What the task requires:
Reproduce the records below in full and exactly, without their images.
+ + + + +
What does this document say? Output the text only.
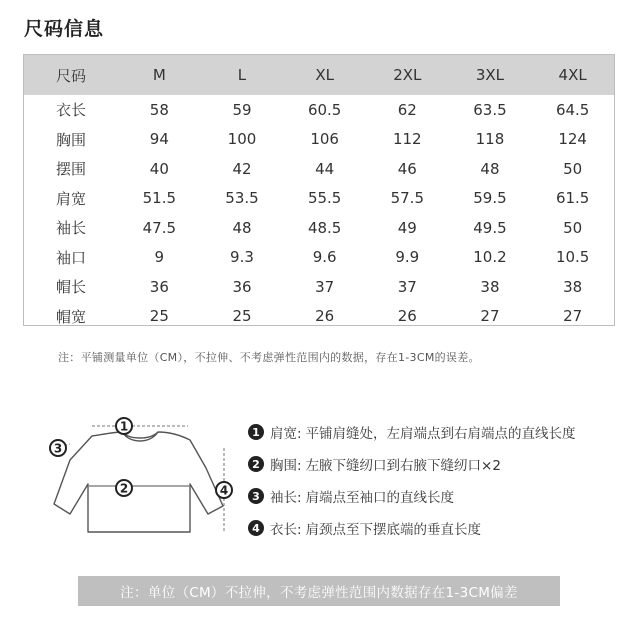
尺码信息
尺码	M	L	XL	2XL	3XL	4XL
衣长	58	59	60.5	62	63.5	64.5
胸围	94	100	106	112	118	124
摆围	40	42	44	46	48	50
肩宽	51.5	53.5	55.5	57.5	59.5	61.5
袖长	47.5	48	48.5	49	49.5	50
袖口	9	9.3	9.6	9.9	10.2	10.5
帽长	36	36	37	37	38	38
帽宽	25	25	26	26	27	27
注：平铺测量单位（CM），不拉伸、不考虑弹性范围内的数据，存在1-3CM的误差。
1
2
3
4
1 肩宽: 平铺肩缝处，左肩端点到右肩端点的直线长度
2 胸围: 左腋下缝纫口到右腋下缝纫口×2
3 袖长: 肩端点至袖口的直线长度
4 衣长: 肩颈点至下摆底端的垂直长度
注：单位（CM）不拉伸，不考虑弹性范围内数据存在1-3CM偏差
+ + + + +
Problem solution:
What does this document say? Output the text only.
尺码信息
尺码	M	L	XL	2XL	3XL	4XL
衣长	58	59	60.5	62	63.5	64.5
胸围	94	100	106	112	118	124
摆围	40	42	44	46	48	50
肩宽	51.5	53.5	55.5	57.5	59.5	61.5
袖长	47.5	48	48.5	49	49.5	50
袖口	9	9.3	9.6	9.9	10.2	10.5
帽长	36	36	37	37	38	38
帽宽	25	25	26	26	27	27
注：平铺测量单位（CM），不拉伸、不考虑弹性范围内的数据，存在1-3CM的误差。
1
2
3
4
1 肩宽: 平铺肩缝处，左肩端点到右肩端点的直线长度
2 胸围: 左腋下缝纫口到右腋下缝纫口×2
3 袖长: 肩端点至袖口的直线长度
4 衣长: 肩颈点至下摆底端的垂直长度
注：单位（CM）不拉伸，不考虑弹性范围内数据存在1-3CM偏差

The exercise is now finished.